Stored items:
↓
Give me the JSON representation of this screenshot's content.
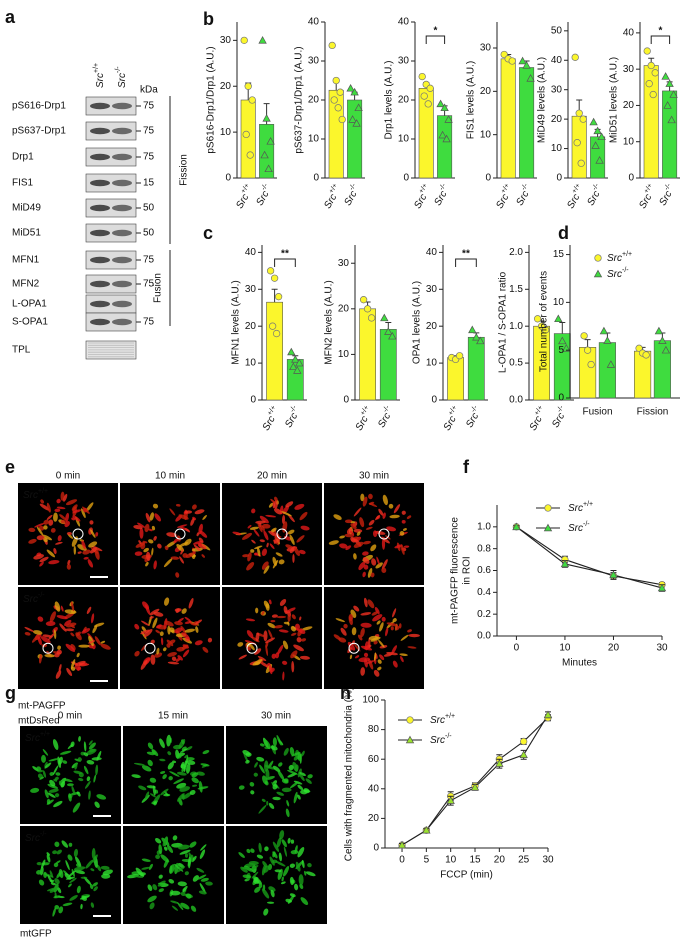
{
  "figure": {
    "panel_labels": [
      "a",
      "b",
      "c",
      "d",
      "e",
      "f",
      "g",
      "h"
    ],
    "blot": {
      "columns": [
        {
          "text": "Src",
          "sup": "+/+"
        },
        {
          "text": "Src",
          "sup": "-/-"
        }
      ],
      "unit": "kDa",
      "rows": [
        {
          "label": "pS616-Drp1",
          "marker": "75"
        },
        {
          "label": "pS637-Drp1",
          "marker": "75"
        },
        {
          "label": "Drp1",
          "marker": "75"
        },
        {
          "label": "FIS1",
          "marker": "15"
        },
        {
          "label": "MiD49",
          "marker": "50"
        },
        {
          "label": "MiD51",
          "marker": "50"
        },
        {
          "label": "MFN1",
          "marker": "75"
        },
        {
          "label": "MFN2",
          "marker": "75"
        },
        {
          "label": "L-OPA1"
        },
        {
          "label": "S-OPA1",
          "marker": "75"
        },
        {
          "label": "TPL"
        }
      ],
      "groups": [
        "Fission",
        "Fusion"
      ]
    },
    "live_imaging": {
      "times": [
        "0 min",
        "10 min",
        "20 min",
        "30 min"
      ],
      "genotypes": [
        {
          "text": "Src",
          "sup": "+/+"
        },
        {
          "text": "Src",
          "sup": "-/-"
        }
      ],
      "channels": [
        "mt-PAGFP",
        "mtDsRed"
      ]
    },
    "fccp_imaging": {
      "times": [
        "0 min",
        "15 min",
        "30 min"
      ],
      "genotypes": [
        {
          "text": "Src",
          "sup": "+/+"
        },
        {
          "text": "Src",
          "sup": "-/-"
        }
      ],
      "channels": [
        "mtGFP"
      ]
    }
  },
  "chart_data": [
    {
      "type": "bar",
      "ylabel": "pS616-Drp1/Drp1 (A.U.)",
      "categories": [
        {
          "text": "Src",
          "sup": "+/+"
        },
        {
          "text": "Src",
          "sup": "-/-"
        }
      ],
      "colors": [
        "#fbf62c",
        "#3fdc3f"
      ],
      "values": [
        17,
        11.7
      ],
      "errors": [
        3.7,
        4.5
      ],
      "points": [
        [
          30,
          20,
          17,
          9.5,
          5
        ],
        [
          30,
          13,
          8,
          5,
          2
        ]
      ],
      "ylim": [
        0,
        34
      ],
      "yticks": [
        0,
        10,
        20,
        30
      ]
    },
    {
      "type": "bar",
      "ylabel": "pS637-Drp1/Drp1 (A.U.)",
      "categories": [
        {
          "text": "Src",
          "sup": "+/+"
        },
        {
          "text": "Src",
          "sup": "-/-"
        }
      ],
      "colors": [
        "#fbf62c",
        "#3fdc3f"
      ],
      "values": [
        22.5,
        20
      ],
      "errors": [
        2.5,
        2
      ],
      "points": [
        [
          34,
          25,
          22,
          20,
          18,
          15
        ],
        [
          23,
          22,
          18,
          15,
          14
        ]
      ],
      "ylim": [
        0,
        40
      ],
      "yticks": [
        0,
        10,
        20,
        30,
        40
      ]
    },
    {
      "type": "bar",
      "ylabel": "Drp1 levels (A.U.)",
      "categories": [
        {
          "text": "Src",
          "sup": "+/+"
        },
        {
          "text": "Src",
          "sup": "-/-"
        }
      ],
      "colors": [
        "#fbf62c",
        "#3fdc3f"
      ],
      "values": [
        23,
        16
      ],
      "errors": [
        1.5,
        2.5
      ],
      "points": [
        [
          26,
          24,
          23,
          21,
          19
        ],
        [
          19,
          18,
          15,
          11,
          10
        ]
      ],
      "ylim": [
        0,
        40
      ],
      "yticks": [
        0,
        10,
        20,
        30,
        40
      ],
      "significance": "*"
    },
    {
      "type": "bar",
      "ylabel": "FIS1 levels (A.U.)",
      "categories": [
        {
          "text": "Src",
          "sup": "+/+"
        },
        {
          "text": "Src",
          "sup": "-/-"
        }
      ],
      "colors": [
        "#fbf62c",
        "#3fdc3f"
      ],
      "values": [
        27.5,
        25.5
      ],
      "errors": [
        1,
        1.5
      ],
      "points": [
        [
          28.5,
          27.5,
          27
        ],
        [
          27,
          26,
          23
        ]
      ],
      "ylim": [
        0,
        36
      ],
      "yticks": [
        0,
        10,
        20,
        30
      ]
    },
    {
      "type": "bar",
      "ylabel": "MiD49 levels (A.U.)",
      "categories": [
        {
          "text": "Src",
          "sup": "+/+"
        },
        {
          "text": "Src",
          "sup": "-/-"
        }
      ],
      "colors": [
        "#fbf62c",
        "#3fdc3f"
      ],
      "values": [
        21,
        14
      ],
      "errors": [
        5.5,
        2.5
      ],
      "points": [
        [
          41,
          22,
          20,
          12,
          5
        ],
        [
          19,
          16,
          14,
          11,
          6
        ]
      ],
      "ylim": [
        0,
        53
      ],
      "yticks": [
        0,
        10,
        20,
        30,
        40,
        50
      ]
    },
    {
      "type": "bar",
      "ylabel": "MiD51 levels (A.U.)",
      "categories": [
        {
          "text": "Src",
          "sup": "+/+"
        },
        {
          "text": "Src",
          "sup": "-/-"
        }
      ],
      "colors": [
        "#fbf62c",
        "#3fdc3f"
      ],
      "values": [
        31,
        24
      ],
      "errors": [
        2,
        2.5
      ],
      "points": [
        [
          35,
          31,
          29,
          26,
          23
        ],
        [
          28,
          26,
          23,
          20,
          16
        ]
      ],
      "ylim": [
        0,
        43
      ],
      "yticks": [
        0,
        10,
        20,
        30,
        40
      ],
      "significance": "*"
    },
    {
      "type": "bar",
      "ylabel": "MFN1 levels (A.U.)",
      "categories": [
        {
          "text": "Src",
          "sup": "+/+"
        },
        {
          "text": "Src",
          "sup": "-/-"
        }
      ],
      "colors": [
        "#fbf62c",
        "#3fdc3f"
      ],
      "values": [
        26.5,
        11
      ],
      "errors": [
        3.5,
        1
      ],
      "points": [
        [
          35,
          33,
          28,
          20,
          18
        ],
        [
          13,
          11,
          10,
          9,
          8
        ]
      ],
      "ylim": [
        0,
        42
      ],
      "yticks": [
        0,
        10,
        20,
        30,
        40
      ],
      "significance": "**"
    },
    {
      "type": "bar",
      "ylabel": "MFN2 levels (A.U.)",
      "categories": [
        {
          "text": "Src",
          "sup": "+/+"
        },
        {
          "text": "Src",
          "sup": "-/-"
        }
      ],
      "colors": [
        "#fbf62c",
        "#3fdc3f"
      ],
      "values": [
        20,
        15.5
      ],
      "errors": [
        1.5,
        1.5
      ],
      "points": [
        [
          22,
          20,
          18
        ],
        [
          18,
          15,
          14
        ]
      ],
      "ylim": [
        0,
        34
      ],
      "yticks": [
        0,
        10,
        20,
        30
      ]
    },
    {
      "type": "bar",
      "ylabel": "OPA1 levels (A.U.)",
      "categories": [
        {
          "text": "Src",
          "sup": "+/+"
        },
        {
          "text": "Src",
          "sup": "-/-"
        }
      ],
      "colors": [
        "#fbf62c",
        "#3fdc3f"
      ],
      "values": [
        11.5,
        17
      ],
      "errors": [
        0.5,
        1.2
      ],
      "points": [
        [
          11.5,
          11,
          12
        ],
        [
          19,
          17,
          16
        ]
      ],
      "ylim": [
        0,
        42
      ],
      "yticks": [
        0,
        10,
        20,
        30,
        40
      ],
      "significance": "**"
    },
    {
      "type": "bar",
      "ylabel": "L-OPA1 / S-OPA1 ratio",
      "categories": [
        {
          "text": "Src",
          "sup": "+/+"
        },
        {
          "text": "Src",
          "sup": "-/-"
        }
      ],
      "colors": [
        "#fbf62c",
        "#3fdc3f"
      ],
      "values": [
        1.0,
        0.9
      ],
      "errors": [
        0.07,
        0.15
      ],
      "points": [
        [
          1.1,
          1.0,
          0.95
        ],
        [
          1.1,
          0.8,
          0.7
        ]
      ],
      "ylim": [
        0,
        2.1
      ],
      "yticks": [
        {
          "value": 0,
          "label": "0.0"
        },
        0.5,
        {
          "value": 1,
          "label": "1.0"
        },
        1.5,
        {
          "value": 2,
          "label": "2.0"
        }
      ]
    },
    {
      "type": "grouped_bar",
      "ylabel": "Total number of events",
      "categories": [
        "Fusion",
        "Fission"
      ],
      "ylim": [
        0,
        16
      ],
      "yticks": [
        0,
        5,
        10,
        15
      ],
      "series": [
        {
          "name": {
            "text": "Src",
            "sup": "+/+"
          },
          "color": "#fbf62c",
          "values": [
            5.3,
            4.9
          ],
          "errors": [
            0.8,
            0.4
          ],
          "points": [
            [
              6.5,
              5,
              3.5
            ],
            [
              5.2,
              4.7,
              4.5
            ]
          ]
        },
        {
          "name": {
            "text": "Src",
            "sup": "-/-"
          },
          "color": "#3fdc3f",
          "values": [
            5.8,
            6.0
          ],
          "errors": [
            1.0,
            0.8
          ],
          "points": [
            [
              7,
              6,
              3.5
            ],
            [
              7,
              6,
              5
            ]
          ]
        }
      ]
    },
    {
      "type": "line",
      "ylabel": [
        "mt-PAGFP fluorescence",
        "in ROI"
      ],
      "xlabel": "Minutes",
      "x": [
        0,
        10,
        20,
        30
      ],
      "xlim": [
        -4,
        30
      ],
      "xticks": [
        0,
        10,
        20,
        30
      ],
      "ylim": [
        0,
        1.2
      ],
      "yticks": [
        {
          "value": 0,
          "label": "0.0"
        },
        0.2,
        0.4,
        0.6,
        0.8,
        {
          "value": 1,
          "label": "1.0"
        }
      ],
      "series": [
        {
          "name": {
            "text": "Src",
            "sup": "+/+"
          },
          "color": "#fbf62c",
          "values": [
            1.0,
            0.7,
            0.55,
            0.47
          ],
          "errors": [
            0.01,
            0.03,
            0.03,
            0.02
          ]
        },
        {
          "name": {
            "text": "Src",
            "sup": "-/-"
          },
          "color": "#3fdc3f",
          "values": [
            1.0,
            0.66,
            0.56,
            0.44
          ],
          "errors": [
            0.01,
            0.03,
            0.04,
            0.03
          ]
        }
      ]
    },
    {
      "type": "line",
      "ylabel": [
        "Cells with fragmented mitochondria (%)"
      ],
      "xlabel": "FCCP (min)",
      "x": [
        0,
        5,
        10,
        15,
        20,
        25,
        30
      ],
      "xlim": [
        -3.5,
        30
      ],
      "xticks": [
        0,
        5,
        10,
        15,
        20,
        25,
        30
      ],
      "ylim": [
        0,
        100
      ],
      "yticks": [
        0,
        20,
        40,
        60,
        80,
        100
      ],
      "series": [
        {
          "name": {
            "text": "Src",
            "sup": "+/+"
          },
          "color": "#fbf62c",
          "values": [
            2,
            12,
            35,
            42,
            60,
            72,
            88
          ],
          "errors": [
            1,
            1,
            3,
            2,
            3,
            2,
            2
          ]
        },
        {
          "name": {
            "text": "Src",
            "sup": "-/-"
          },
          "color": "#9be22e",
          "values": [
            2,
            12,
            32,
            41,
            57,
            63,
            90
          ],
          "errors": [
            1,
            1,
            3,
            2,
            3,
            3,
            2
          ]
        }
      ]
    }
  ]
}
↑
**Exercise instructions**:
Copy out every line of the listing that includes the string "levels".

**Completed task**:
      "ylabel": "Drp1 levels (A.U.)",
      "ylabel": "FIS1 levels (A.U.)",
      "ylabel": "MiD49 levels (A.U.)",
      "ylabel": "MiD51 levels (A.U.)",
      "ylabel": "MFN1 levels (A.U.)",
      "ylabel": "MFN2 levels (A.U.)",
      "ylabel": "OPA1 levels (A.U.)",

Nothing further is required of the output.